─── Data to use

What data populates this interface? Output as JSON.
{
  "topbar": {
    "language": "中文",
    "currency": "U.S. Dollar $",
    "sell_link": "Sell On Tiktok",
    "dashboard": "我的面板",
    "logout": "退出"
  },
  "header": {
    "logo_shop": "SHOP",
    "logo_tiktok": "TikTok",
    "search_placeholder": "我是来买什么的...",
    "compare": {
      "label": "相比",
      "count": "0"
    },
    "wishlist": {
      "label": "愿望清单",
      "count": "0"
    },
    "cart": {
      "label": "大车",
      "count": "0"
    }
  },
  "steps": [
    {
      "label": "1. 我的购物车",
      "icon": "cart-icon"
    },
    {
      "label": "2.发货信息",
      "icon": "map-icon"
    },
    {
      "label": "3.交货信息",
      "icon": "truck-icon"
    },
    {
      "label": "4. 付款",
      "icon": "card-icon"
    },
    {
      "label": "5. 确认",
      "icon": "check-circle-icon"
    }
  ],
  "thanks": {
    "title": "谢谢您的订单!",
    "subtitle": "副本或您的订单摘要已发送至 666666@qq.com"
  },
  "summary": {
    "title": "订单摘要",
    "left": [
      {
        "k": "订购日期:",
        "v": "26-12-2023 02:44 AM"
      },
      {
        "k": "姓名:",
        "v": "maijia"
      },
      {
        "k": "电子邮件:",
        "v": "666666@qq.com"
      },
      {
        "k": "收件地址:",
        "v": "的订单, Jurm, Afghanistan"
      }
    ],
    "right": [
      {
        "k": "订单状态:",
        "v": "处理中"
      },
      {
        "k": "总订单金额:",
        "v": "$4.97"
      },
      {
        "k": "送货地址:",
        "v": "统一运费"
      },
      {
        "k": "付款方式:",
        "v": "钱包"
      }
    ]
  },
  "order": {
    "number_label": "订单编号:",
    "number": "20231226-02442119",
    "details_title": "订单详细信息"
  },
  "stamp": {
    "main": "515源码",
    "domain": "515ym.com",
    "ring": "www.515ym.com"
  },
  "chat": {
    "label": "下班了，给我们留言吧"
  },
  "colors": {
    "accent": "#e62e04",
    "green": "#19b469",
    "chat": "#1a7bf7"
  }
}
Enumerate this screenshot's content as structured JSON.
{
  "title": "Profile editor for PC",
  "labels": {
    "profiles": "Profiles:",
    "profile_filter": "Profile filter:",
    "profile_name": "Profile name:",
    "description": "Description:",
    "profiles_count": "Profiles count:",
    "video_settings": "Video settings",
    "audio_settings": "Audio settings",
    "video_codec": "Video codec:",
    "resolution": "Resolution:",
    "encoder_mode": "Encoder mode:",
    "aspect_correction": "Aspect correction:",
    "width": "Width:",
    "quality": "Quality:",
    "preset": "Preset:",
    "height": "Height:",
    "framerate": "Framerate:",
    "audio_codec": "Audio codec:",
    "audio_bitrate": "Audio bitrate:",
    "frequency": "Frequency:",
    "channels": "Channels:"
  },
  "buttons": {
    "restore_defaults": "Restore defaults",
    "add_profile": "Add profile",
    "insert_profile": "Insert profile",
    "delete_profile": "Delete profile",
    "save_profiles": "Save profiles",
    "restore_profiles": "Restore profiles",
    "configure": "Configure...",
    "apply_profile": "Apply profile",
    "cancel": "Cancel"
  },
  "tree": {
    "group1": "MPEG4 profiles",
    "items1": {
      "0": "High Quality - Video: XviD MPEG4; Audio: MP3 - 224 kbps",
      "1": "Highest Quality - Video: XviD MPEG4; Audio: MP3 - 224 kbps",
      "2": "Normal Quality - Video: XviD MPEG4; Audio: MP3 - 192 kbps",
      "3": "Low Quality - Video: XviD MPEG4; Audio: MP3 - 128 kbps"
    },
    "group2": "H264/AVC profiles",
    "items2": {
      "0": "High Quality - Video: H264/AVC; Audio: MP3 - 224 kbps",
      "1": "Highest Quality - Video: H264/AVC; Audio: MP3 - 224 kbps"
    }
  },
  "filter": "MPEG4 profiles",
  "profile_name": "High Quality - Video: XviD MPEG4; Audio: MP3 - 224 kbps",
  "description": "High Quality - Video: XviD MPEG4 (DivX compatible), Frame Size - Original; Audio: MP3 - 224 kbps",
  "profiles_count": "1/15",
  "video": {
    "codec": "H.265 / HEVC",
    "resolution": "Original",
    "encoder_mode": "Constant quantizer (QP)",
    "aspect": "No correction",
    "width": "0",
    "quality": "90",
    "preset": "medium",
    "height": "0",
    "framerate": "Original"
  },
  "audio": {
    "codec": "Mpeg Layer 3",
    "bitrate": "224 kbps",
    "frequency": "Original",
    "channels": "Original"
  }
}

──────

Working from the material above, state how many lines contain "frequency"; give only the number.

▸ **Exercise output**: 2